■ What you are asked to do: Count, in the entries below, the lines in which "JSON" occurs. Give the number, nothing more.

(Dataset excerpt)
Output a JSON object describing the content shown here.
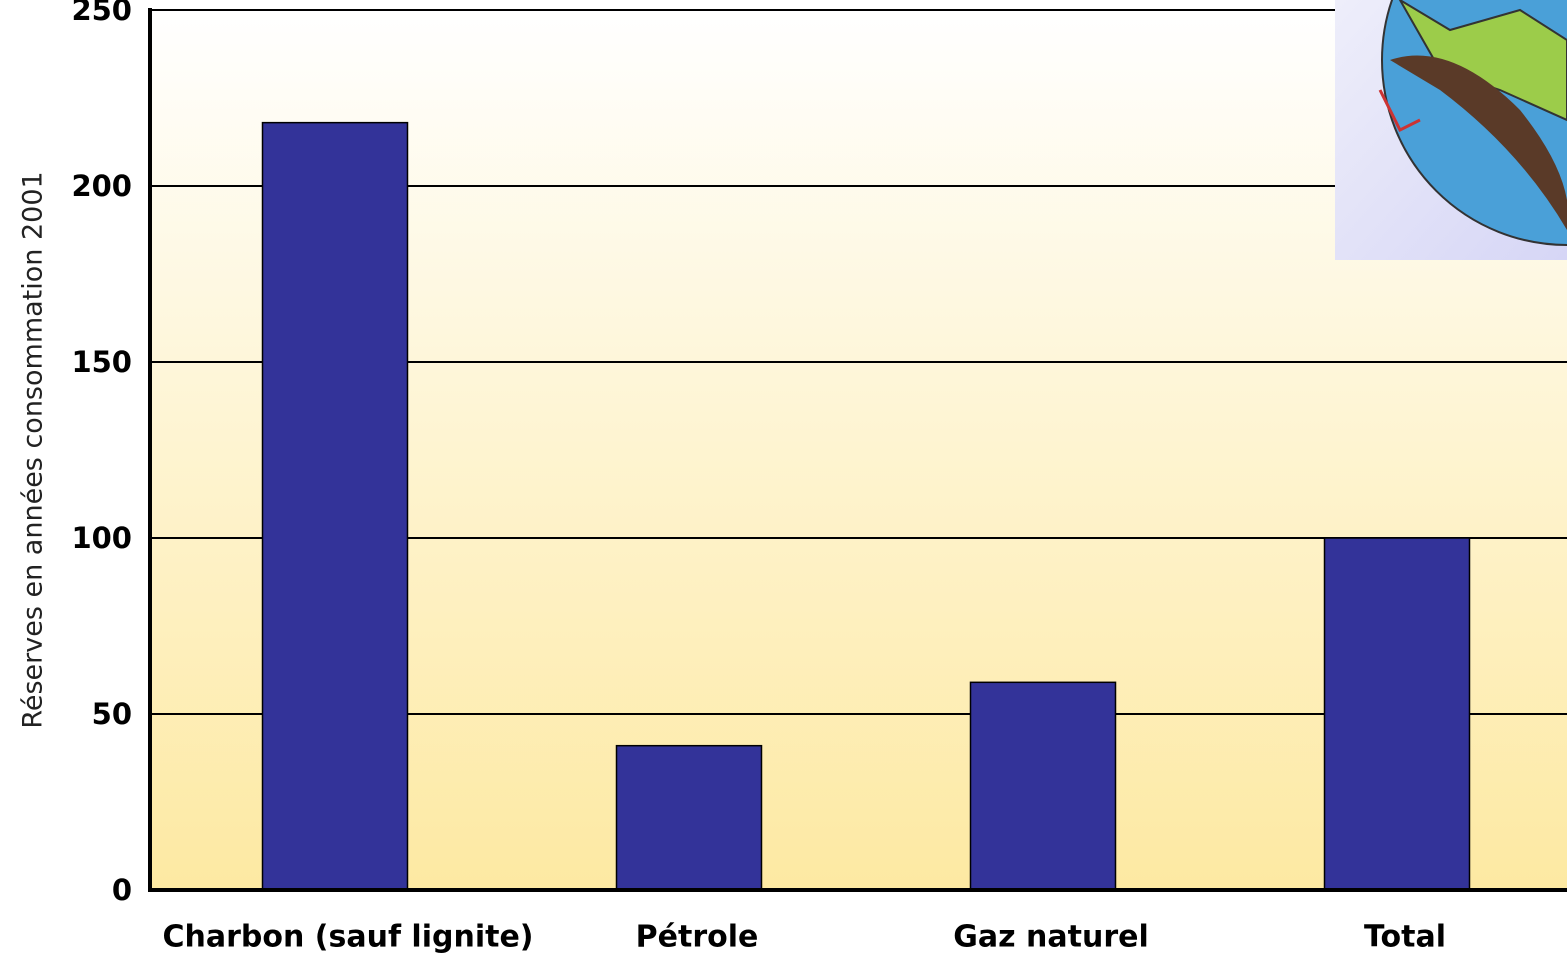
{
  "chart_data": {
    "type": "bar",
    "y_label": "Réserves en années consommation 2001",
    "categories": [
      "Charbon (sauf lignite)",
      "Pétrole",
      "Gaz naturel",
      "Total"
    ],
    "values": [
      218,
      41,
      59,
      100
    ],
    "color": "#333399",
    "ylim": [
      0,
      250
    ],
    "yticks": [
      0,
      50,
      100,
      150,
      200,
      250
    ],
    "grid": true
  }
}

--

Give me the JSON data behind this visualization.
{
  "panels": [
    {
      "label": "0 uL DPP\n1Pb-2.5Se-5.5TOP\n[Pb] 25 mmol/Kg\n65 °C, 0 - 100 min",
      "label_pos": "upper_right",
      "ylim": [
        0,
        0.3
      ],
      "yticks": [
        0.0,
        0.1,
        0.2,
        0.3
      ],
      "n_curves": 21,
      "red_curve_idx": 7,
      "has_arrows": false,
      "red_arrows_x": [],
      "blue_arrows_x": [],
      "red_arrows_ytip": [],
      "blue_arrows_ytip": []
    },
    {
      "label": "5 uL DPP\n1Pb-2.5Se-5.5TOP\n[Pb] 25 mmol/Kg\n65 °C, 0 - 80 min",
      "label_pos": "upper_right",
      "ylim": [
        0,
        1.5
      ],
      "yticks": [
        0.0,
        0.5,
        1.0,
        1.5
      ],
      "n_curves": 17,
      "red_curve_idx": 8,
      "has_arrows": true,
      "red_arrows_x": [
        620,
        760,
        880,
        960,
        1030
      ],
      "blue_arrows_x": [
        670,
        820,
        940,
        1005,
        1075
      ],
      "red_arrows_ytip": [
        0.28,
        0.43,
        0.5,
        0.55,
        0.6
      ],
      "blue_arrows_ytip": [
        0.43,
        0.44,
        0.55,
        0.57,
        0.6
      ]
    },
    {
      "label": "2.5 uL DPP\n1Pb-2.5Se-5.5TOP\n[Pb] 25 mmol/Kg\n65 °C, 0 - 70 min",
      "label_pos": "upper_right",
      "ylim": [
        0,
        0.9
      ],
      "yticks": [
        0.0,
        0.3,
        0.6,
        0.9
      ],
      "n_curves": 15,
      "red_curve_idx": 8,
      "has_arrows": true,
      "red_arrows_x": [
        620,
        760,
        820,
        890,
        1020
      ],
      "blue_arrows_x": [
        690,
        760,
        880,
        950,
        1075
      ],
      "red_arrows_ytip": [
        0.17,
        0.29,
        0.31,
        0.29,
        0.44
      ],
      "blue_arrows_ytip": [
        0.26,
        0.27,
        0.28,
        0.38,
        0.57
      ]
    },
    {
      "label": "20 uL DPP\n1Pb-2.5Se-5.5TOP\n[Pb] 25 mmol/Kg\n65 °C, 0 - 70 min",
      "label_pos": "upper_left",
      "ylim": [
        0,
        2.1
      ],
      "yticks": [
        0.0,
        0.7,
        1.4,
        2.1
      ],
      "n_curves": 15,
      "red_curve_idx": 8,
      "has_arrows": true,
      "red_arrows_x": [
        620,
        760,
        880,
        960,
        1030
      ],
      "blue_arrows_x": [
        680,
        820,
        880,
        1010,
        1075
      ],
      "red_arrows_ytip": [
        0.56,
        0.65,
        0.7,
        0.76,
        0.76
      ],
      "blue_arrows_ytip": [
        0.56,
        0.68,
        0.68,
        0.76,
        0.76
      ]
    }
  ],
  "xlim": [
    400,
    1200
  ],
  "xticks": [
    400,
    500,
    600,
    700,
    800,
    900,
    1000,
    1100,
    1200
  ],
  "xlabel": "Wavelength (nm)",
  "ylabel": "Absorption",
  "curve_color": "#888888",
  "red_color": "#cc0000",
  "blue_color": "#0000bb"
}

■ Solution to the problem: 2